= Your goal =
Go through the entries one line at a time, and gather every line that has the word "title".

:: The data

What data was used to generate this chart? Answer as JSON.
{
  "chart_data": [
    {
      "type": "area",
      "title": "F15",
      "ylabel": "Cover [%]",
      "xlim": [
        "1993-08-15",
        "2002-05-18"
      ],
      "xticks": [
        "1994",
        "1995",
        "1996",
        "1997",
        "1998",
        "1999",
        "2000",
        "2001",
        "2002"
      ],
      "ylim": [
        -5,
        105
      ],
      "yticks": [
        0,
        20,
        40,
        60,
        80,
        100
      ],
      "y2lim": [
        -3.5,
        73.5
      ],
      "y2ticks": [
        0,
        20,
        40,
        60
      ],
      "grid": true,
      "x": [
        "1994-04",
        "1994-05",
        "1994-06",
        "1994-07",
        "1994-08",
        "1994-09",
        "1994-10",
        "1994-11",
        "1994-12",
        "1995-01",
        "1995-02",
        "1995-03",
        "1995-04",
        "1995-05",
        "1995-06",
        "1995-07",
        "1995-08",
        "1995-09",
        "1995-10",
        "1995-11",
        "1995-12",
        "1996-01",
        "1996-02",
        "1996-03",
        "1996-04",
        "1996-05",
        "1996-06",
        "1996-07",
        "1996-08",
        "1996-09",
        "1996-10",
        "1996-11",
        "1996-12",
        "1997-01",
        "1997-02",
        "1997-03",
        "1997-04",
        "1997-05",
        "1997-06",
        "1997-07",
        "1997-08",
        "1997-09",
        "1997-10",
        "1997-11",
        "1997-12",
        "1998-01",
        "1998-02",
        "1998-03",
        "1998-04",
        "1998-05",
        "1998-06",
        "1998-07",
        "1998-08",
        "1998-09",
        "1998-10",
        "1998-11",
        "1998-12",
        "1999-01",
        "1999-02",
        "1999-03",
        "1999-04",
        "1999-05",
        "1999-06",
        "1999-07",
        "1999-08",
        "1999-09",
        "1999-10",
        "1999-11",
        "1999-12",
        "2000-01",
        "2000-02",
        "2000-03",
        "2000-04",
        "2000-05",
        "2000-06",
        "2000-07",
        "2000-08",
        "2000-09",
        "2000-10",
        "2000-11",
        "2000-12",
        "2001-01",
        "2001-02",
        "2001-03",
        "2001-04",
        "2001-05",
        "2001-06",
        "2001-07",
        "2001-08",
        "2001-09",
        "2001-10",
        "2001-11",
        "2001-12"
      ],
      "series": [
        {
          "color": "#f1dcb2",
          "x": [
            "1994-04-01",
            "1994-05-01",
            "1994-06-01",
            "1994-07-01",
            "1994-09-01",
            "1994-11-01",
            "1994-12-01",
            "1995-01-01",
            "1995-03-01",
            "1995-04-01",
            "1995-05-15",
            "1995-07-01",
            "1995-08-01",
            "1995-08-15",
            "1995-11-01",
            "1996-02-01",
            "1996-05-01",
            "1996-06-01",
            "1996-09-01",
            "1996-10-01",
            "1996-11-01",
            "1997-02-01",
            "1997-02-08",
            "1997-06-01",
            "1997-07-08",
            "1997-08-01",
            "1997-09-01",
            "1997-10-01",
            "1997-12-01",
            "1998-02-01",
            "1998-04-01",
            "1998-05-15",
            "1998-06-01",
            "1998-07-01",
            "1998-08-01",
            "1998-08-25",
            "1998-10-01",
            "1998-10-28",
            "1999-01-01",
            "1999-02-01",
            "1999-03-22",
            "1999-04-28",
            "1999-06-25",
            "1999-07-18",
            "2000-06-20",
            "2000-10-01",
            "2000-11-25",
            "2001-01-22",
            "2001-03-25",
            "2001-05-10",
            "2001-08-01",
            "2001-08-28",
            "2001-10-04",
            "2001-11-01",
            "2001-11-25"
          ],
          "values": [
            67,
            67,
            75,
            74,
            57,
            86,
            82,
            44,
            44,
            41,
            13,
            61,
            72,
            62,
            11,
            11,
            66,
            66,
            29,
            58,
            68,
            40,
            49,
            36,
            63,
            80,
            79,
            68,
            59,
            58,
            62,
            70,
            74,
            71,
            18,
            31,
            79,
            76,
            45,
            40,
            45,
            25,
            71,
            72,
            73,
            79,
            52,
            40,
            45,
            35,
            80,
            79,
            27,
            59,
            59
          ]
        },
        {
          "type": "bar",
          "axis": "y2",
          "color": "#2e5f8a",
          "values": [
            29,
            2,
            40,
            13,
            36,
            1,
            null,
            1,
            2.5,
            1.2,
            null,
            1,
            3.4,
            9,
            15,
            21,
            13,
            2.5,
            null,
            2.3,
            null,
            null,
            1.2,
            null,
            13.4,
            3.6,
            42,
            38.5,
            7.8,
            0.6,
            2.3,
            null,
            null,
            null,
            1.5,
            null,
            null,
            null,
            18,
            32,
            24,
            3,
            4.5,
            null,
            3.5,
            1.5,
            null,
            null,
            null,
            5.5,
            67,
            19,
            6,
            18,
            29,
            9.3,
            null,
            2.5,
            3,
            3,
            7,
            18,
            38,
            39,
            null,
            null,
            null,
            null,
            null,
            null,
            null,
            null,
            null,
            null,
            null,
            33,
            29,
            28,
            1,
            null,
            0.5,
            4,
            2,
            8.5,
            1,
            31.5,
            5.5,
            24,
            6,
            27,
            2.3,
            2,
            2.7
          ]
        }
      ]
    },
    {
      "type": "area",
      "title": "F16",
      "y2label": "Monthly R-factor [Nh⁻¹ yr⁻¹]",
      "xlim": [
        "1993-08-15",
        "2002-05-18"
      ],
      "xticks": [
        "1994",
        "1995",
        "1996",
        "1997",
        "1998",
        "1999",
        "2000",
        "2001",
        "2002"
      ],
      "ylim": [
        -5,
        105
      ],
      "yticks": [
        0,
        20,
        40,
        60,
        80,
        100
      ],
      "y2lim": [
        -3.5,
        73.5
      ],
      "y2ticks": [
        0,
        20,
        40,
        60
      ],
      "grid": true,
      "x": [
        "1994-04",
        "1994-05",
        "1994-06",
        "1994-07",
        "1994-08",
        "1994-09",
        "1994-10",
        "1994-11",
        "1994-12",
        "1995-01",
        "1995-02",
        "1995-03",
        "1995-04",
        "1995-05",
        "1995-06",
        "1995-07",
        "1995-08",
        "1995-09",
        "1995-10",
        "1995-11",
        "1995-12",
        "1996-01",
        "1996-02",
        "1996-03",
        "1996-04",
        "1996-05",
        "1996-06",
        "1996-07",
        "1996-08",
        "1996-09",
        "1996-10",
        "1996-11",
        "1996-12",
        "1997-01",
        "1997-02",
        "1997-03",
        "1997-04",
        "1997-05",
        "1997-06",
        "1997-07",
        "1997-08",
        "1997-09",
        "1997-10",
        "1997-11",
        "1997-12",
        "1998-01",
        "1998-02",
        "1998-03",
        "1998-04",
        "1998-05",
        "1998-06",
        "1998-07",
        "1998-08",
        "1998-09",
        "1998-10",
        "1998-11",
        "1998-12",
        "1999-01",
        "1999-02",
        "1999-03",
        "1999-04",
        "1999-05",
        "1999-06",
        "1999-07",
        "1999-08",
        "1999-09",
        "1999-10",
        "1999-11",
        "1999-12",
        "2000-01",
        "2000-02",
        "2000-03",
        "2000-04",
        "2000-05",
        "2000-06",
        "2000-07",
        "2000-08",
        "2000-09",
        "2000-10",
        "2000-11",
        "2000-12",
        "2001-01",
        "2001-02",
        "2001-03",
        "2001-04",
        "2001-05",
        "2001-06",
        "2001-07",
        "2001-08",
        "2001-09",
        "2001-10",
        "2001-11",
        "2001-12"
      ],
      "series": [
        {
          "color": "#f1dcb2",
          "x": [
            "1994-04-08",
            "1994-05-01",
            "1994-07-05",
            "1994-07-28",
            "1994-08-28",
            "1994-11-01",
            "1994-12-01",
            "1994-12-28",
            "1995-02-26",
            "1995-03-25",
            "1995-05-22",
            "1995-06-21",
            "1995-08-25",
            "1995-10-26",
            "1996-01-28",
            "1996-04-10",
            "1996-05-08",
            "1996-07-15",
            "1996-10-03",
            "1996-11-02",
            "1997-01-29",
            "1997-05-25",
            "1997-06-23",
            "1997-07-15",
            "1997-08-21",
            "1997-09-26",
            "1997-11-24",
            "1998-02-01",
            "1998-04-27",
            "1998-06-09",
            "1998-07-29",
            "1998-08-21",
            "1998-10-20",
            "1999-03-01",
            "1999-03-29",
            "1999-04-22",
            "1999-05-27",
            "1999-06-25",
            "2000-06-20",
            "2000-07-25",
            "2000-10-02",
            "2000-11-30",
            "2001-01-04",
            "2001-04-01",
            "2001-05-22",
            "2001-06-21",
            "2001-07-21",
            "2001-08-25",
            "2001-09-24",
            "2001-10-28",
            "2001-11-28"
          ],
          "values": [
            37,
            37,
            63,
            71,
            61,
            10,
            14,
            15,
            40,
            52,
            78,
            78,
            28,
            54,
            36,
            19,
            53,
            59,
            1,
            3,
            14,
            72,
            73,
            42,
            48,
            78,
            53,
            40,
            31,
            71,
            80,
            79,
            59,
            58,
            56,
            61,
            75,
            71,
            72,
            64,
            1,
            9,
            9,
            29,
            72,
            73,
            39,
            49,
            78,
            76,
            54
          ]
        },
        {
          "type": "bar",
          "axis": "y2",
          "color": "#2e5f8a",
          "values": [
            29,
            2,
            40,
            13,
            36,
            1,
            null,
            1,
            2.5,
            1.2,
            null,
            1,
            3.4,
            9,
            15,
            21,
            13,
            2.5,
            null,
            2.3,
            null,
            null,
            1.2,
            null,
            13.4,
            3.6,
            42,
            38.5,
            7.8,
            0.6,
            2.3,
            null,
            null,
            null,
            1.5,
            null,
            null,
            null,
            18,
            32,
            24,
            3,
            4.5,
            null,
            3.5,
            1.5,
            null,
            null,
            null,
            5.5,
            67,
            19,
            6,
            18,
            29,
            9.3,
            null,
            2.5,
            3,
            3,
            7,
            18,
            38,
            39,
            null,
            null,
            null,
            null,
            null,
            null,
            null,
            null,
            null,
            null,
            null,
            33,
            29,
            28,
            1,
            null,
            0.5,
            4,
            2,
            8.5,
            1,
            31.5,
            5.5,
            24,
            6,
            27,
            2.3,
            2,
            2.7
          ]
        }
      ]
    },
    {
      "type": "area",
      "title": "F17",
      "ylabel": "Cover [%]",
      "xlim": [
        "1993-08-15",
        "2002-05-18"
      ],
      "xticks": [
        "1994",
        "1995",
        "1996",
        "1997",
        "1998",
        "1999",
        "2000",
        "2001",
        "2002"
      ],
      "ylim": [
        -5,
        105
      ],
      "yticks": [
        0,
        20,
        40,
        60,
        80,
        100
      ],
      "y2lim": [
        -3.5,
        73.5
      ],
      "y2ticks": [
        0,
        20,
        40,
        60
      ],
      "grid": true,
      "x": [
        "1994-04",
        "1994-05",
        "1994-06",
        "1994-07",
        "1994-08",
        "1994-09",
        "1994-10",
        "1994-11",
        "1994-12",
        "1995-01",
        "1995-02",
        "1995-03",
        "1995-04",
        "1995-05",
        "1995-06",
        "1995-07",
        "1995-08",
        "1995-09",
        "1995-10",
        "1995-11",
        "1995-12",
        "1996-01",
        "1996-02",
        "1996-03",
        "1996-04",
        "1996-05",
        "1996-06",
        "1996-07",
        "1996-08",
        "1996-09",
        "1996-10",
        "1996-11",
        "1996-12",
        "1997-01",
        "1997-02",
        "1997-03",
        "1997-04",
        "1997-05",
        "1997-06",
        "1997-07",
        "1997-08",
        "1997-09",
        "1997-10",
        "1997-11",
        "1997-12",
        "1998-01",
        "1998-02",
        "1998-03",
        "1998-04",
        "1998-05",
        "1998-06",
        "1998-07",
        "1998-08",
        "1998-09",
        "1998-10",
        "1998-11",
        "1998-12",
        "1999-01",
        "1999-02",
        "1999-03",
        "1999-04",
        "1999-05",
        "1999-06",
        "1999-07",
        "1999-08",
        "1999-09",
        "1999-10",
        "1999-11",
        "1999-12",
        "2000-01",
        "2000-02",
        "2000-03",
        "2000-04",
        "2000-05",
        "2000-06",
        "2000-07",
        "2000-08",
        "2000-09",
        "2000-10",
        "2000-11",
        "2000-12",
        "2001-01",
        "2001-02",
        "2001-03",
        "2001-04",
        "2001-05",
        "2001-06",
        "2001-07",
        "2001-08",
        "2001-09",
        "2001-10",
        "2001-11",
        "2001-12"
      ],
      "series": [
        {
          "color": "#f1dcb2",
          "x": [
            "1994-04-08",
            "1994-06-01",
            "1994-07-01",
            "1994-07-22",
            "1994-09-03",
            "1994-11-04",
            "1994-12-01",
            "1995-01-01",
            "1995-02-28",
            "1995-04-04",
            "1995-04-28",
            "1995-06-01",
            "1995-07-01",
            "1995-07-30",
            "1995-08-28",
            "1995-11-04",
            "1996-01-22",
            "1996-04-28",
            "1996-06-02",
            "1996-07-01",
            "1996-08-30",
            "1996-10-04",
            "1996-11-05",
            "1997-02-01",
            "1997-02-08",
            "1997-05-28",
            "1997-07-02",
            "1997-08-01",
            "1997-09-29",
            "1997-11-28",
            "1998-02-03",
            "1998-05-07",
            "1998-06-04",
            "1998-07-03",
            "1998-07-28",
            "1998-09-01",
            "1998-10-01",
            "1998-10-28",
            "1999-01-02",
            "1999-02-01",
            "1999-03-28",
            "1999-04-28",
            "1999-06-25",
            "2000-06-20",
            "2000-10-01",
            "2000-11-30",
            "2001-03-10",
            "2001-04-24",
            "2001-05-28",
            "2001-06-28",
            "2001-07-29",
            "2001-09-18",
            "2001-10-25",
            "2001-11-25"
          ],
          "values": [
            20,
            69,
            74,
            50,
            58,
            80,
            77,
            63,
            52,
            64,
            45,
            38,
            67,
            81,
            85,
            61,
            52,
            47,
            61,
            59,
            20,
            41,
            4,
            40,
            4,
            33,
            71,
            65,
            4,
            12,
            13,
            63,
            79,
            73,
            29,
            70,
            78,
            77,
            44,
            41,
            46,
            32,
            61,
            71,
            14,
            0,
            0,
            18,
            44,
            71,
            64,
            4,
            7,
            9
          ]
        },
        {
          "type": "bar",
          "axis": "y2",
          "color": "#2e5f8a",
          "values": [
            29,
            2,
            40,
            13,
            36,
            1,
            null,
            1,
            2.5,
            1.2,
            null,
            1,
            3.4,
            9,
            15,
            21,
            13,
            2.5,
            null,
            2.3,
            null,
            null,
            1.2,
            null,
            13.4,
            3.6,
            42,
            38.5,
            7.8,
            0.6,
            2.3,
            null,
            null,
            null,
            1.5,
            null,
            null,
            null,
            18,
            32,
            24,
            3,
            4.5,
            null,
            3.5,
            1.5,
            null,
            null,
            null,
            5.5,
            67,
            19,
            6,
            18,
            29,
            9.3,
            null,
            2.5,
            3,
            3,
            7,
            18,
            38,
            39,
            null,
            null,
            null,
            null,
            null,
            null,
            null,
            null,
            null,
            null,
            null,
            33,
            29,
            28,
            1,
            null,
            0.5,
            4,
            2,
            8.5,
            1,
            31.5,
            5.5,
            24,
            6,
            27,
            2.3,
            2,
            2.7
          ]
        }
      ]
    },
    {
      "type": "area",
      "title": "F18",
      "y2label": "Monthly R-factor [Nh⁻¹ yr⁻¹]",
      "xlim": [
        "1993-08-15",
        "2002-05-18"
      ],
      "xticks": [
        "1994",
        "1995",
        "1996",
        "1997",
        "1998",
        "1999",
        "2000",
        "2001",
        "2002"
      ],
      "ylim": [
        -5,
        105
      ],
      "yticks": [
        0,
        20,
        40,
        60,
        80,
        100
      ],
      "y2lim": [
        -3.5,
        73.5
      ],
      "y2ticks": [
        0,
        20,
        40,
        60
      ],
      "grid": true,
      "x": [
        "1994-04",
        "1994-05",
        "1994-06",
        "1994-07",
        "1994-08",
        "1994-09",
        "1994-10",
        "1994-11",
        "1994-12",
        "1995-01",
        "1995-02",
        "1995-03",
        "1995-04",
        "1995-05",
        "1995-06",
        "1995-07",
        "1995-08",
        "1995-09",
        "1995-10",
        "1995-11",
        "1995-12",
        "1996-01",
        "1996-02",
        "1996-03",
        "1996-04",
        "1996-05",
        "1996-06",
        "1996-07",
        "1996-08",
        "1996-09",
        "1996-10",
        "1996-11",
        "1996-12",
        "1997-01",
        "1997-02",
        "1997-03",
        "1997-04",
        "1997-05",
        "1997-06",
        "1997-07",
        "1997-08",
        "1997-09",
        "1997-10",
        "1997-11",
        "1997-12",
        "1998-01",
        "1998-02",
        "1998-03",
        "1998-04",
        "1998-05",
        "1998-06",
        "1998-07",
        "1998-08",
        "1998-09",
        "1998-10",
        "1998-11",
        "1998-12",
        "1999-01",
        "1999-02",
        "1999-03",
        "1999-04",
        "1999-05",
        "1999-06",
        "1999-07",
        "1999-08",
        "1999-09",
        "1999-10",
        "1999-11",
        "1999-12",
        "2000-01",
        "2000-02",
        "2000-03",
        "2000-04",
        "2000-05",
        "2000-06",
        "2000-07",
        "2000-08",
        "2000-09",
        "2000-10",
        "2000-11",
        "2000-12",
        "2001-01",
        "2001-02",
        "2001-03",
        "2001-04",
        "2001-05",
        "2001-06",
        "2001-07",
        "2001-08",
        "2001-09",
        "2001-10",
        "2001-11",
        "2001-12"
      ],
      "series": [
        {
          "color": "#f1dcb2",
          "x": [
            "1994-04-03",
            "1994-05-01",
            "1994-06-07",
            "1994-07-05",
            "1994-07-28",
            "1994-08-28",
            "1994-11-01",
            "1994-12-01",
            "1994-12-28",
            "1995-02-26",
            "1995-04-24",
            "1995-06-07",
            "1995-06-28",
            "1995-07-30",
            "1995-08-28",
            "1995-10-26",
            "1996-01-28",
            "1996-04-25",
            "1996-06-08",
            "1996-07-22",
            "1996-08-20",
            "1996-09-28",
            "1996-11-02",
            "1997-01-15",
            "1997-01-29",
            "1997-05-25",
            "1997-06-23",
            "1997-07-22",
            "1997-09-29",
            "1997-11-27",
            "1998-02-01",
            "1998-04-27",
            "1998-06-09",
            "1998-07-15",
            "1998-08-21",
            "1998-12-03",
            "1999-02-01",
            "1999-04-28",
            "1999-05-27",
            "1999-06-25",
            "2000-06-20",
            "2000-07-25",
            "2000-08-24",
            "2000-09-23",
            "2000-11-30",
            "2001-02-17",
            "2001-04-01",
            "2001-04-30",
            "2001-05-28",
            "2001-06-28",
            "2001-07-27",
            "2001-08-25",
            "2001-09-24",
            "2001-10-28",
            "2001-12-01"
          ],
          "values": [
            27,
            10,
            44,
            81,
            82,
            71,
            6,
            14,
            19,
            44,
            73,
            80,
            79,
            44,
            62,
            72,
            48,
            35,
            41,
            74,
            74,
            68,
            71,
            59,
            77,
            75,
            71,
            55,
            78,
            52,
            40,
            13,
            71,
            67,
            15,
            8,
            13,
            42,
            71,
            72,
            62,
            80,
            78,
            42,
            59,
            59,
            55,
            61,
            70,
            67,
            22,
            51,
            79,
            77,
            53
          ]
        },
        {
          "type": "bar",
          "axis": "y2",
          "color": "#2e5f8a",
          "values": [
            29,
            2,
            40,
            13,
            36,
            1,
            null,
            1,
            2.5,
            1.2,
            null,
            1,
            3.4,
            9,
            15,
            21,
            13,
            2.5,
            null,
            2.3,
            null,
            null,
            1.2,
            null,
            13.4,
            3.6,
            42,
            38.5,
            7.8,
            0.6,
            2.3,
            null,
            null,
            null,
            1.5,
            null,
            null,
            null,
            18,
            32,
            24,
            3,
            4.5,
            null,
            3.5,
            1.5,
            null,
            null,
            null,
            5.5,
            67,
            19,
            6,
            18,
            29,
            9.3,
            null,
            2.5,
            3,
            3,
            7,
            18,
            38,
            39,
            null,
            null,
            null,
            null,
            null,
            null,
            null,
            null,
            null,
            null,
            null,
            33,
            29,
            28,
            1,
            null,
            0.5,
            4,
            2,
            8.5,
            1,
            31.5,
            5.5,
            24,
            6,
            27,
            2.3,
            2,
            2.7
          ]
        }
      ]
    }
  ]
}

::::

= Answer =
      "title": "F15",
      "title": "F16",
      "title": "F17",
      "title": "F18",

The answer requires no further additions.